• **PROBLEM DESCRIPTION**
Look through the material and tally each line bearing the word "Vraca". Give only the total.

• **EXERCISE MATERIALS**
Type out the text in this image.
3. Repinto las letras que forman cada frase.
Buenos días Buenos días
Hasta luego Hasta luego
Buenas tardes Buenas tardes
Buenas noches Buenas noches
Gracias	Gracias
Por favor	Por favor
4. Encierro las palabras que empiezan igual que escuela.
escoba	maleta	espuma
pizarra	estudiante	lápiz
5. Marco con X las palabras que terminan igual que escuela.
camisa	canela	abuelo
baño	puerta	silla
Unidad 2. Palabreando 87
* * *
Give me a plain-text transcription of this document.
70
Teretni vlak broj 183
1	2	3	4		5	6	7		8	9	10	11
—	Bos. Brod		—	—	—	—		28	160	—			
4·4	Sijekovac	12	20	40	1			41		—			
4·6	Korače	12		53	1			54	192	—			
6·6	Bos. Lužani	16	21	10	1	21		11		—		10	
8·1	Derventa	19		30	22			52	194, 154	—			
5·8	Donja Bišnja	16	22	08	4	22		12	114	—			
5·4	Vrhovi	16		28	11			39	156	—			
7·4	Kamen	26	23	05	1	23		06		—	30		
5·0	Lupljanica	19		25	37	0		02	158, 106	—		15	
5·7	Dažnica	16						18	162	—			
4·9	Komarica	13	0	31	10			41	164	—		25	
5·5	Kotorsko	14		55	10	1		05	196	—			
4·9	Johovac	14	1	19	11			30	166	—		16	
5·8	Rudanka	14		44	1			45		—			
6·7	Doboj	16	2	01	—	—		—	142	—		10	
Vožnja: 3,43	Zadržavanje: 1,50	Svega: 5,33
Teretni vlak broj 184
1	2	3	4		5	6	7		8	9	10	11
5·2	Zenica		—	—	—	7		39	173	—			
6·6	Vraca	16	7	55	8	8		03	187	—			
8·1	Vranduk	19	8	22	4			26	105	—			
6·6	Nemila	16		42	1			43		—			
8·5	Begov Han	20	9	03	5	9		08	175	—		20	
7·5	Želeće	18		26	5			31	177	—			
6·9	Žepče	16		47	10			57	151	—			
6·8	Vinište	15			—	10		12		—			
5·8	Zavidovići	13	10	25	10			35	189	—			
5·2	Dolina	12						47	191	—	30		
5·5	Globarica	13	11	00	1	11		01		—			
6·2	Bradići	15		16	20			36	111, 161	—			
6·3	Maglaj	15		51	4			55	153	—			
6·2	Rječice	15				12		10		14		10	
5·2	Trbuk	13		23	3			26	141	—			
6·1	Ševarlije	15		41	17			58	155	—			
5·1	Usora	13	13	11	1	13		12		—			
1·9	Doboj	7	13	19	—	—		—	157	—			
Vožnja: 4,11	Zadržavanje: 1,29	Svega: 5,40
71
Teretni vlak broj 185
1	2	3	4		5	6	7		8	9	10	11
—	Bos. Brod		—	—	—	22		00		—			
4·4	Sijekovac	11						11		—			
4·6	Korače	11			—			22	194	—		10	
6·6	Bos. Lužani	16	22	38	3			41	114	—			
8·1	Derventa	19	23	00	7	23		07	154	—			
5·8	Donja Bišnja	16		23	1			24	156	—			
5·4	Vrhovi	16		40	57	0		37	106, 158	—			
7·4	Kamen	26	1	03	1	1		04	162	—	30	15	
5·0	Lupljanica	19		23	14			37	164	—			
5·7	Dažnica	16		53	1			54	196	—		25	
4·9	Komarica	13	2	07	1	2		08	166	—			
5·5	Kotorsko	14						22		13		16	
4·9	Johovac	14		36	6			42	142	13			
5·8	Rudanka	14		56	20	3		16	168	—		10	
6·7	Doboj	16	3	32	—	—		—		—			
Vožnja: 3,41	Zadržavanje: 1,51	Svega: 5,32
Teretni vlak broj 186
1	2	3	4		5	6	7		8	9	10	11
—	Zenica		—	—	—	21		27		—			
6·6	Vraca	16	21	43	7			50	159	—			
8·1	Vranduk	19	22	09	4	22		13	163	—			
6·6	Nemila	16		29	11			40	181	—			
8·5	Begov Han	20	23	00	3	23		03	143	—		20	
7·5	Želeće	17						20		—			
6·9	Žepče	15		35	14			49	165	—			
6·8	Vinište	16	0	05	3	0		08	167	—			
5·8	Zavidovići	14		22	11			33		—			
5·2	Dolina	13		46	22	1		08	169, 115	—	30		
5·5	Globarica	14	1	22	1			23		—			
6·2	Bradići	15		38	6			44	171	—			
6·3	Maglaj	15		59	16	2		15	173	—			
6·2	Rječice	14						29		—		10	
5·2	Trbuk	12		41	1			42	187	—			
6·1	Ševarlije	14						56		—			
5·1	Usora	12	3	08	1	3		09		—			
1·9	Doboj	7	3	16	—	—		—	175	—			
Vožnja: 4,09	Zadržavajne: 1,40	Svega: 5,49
---
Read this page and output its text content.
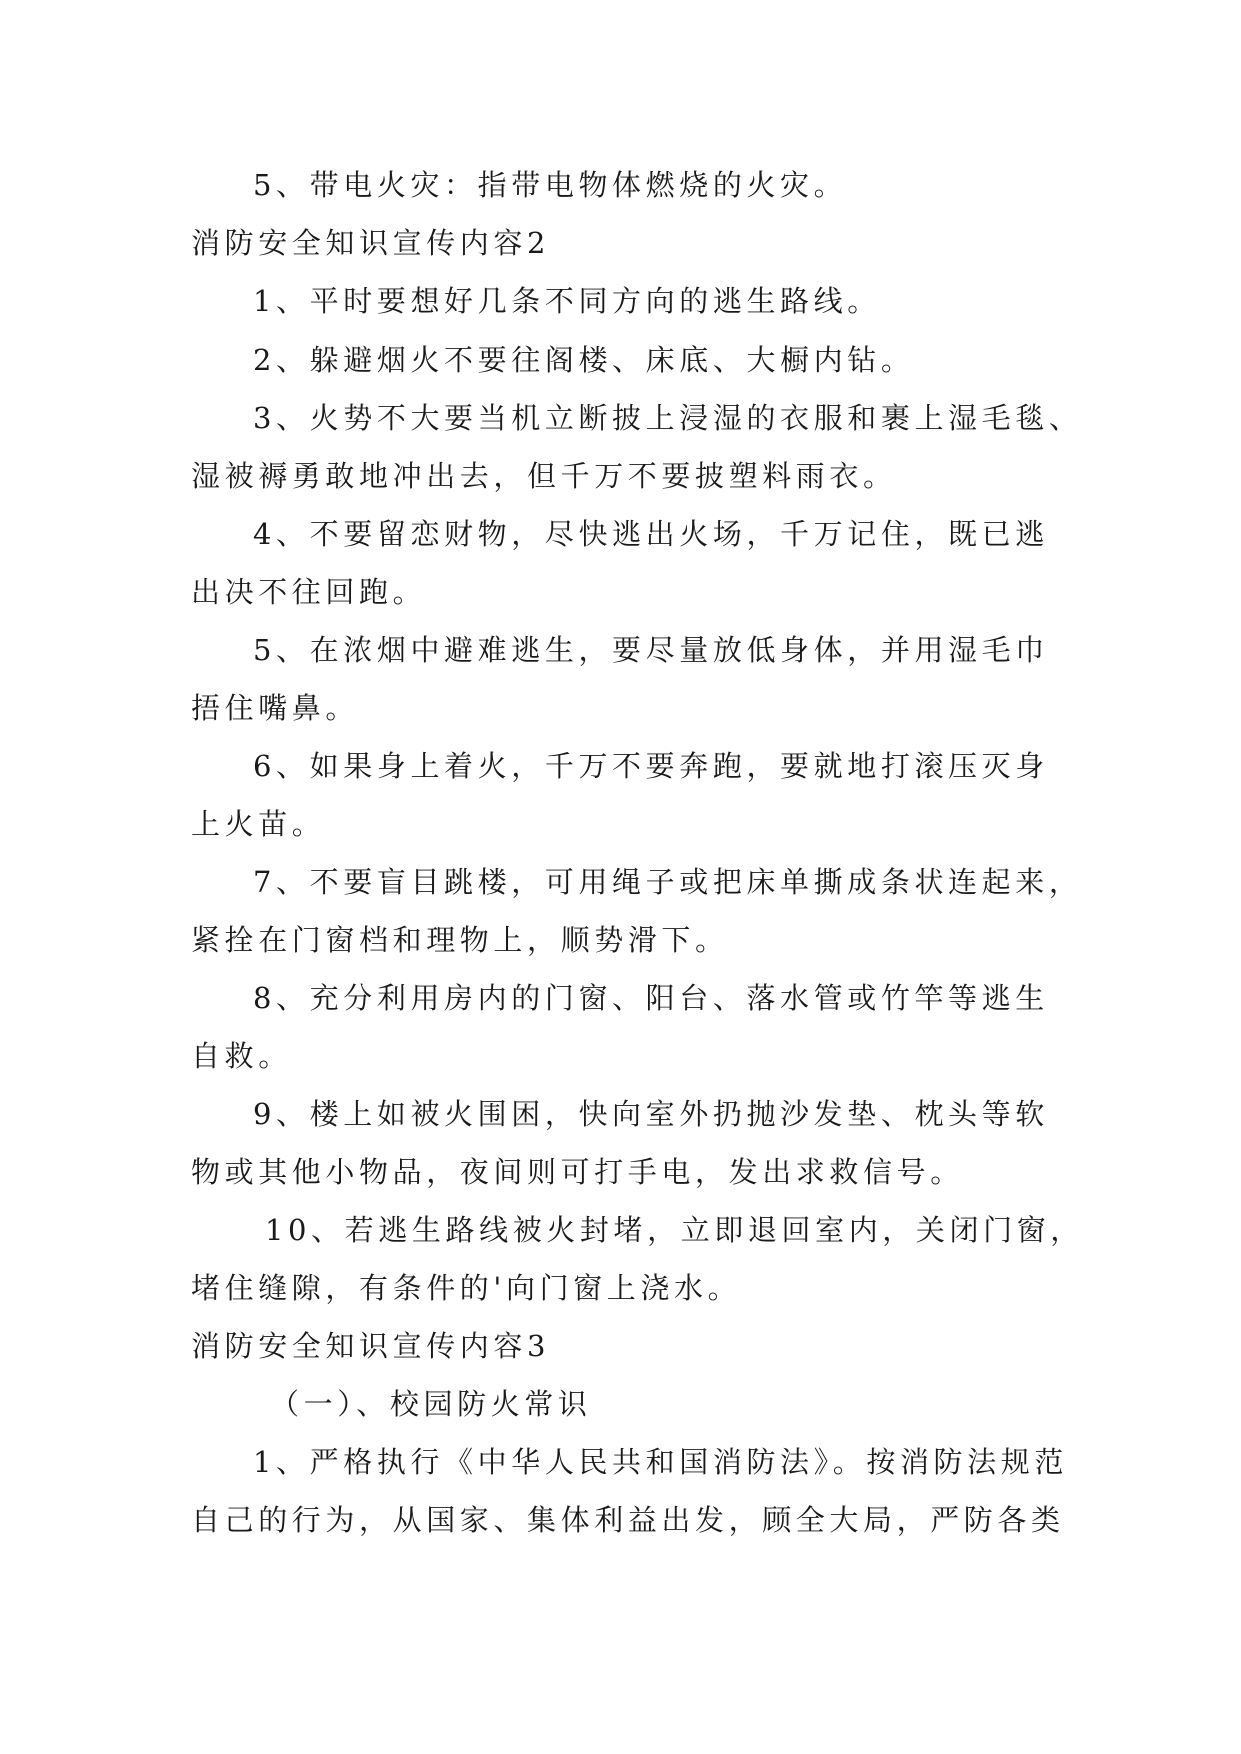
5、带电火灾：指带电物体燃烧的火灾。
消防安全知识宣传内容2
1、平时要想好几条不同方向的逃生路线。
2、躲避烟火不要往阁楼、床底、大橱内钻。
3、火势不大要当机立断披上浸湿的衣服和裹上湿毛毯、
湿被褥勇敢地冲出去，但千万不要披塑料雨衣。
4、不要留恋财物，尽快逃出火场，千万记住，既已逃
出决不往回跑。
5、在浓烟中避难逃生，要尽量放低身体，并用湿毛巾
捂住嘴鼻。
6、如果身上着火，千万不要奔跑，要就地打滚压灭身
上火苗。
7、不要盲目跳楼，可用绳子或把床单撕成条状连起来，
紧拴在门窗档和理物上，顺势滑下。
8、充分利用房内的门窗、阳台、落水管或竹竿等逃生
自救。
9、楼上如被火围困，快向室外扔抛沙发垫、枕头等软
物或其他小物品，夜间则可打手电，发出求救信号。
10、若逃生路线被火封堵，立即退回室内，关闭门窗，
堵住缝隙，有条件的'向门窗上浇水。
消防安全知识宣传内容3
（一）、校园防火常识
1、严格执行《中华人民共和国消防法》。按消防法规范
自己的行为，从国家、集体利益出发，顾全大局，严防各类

• **OUTPUT FOR THIS TASK**
2